## REQUIREMENT 1:
Write out the records on the noise reduction system figure line for line, omitting the pictures.
------ PAGE ------
Daily 5™ for Upper Elementary Students

We’re welcoming Melissa from The Paisley Owl to Minds in Bloom today. She’s got some excellent tips for those of you who teach upper elementary but still want to implement the Daily 5™ in your classroom.

 

Have you wondered how you can make the Daily 5™ work in your upper elementary classroom? It is possible! Read how this teacher made it work for her students by losing a couple of the Daily 5 centers and adding in two that were more age-appropriate for her students. She loved the outcome, so maybe you will, too!

How can I put students at the center of their own learning? How can I hold students accountable during language arts centers? How can I differentiate to meet the needs of all of my students? How can I do guided reading but ensure that my other students are on task?

If you have asked yourself some of these questions, then the Daily 5 model may just be something you should incorporate into your classroom!

 

When I first read about the Daily 5™, I knew I just had  to do it, but I wasn’t quite sure how to adapt the model to fit the needs of an upper elementary classroom. I knew that I wanted to incorporate read to self, word work, and work on writing. I decided not to use read to someone or listen to reading as Daily 5™ centers, since they did not fit what my class needed. Instead, I created two different centers: passion project (genius hour) and Edmodo.

 

Here is a breakdown of what the Daily 5™ looked like in my upper elementary classroom:

 

Read to Self:

This is an independent reading center where students use what they learned in guided reading and apply it! I followed what the two sisters suggested at this center. My fifth graders were able to pick any book of their choice and choose anywhere comfortable to sit and read!

 

Have you wondered how you can make the Daily 5™ work in your upper elementary classroom? It is possible! Read how this teacher made it work for her students by losing a couple of the Daily 5 centers and adding in two that were more age-appropriate for her students. She loved the outcome, so maybe you will, too!
Just an FYI, I did not have books leveled in my independent reading library. I am a big believer in students choosing a book based on what they are interested in! After all, kids are not going to browse Barnes and Noble or their Kindle based on their reading level! Instead, mine were sorted by genre and category.
------ RECORDS FOR THE EXERCISE ------
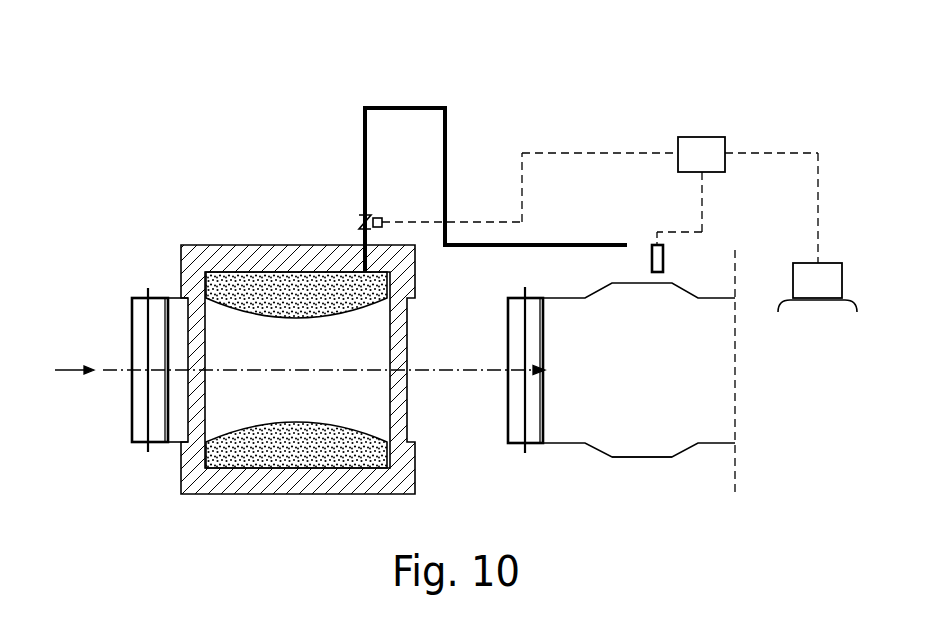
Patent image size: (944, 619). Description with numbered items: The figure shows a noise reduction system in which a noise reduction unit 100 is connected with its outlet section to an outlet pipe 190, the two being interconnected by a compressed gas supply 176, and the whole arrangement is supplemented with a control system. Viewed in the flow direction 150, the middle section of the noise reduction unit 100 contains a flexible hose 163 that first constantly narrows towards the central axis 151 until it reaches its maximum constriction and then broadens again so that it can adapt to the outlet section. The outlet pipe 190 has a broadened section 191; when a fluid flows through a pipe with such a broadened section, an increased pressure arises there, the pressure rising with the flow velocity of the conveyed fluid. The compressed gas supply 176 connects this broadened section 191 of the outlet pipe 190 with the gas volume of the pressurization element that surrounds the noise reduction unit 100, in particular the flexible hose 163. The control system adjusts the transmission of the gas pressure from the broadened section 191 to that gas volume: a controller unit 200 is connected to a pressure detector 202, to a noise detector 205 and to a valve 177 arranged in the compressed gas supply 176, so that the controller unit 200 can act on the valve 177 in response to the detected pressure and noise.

The noise reduction unit 100 is at (138, 249).
The flow direction 150 is at (70, 356).
The central axis 151 is at (108, 382).
The flexible hose 163 is at (252, 410).
The compressed gas supply 176 is at (405, 107).
The valve 177 is at (346, 222).
The outlet pipe 190 is at (589, 470).
The broadened section 191 is at (641, 470).
The controller unit 200 is at (700, 150).
The pressure detector 202 is at (655, 245).
The noise detector 205 is at (823, 275).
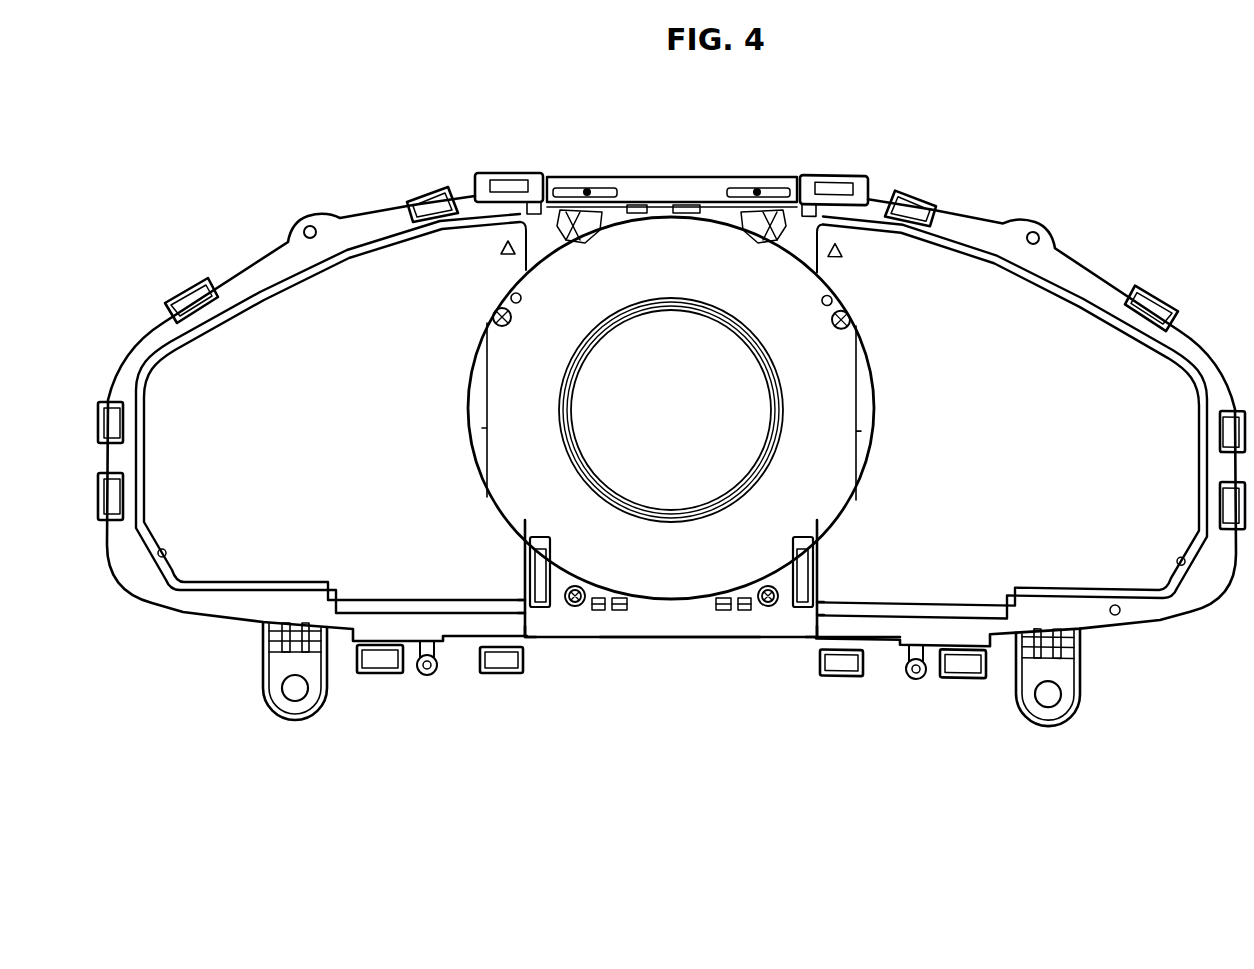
------
## REQUIREMENT 2:
Reproduce the entire Daily 5™ post word for word.

## FULL ANSWER 1:
Patent image size: (944, 619). Description with numbered items: The figure shows a noise reduction system in which a noise reduction unit 100 is connected with its outlet section to an outlet pipe 190, the two being interconnected by a compressed gas supply 176, and the whole arrangement is supplemented with a control system. Viewed in the flow direction 150, the middle section of the noise reduction unit 100 contains a flexible hose 163 that first constantly narrows towards the central axis 151 until it reaches its maximum constriction and then broadens again so that it can adapt to the outlet section. The outlet pipe 190 has a broadened section 191; when a fluid flows through a pipe with such a broadened section, an increased pressure arises there, the pressure rising with the flow velocity of the conveyed fluid. The compressed gas supply 176 connects this broadened section 191 of the outlet pipe 190 with the gas volume of the pressurization element that surrounds the noise reduction unit 100, in particular the flexible hose 163. The control system adjusts the transmission of the gas pressure from the broadened section 191 to that gas volume: a controller unit 200 is connected to a pressure detector 202, to a noise detector 205 and to a valve 177 arranged in the compressed gas supply 176, so that the controller unit 200 can act on the valve 177 in response to the detected pressure and noise.

The noise reduction unit 100 is at (138, 249).
The flow direction 150 is at (70, 356).
The central axis 151 is at (108, 382).
The flexible hose 163 is at (252, 410).
The compressed gas supply 176 is at (405, 107).
The valve 177 is at (346, 222).
The outlet pipe 190 is at (589, 470).
The broadened section 191 is at (641, 470).
The controller unit 200 is at (700, 150).
The pressure detector 202 is at (655, 245).
The noise detector 205 is at (823, 275).

## FULL ANSWER 2:
Daily 5™ for Upper Elementary Students

We’re welcoming Melissa from The Paisley Owl to Minds in Bloom today. She’s got some excellent tips for those of you who teach upper elementary but still want to implement the Daily 5™ in your classroom.

 

Have you wondered how you can make the Daily 5™ work in your upper elementary classroom? It is possible! Read how this teacher made it work for her students by losing a couple of the Daily 5 centers and adding in two that were more age-appropriate for her students. She loved the outcome, so maybe you will, too!

How can I put students at the center of their own learning? How can I hold students accountable during language arts centers? How can I differentiate to meet the needs of all of my students? How can I do guided reading but ensure that my other students are on task?

If you have asked yourself some of these questions, then the Daily 5 model may just be something you should incorporate into your classroom!

 

When I first read about the Daily 5™, I knew I just had  to do it, but I wasn’t quite sure how to adapt the model to fit the needs of an upper elementary classroom. I knew that I wanted to incorporate read to self, word work, and work on writing. I decided not to use read to someone or listen to reading as Daily 5™ centers, since they did not fit what my class needed. Instead, I created two different centers: passion project (genius hour) and Edmodo.

 

Here is a breakdown of what the Daily 5™ looked like in my upper elementary classroom:

 

Read to Self:

This is an independent reading center where students use what they learned in guided reading and apply it! I followed what the two sisters suggested at this center. My fifth graders were able to pick any book of their choice and choose anywhere comfortable to sit and read!

 

Have you wondered how you can make the Daily 5™ work in your upper elementary classroom? It is possible! Read how this teacher made it work for her students by losing a couple of the Daily 5 centers and adding in two that were more age-appropriate for her students. She loved the outcome, so maybe you will, too!
Just an FYI, I did not have books leveled in my independent reading library. I am a big believer in students choosing a book based on what they are interested in! After all, kids are not going to browse Barnes and Noble or their Kindle based on their reading level! Instead, mine were sorted by genre and category.